(Excerpts from a figure dataset)

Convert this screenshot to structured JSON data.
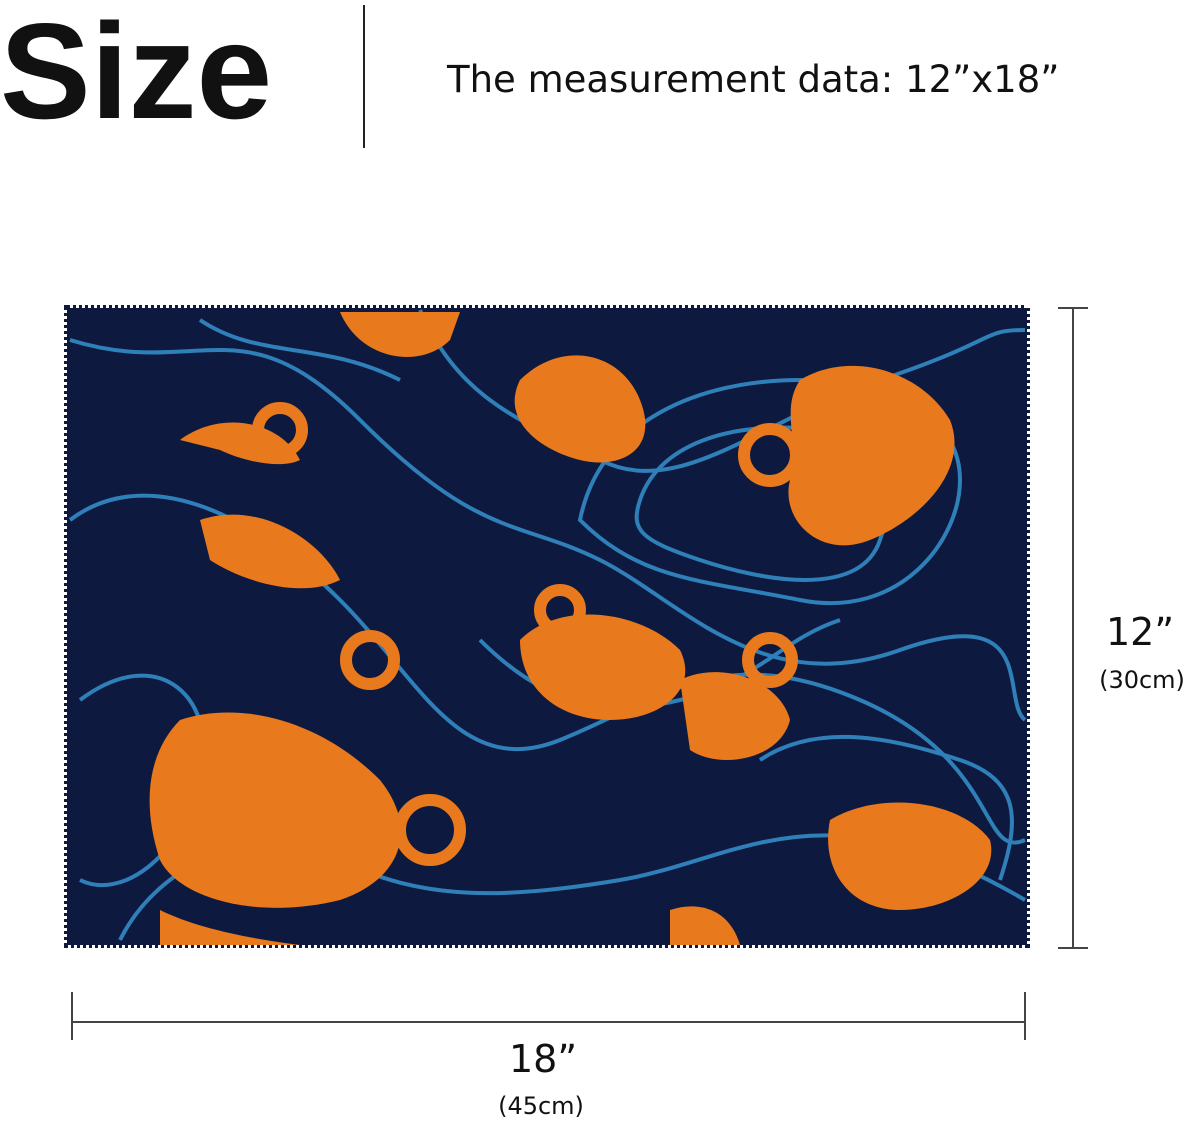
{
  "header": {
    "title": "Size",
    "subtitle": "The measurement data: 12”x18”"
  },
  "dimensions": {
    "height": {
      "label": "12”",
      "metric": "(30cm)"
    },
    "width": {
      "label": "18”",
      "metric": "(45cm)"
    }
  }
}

(Problem details) Print out the whole of the material word for word, without pictures.

(Correct output)
Convert this screenshot to structured JSON data.
{
  "header": {
    "title": "Size",
    "subtitle": "The measurement data: 12”x18”"
  },
  "dimensions": {
    "height": {
      "label": "12”",
      "metric": "(30cm)"
    },
    "width": {
      "label": "18”",
      "metric": "(45cm)"
    }
  }
}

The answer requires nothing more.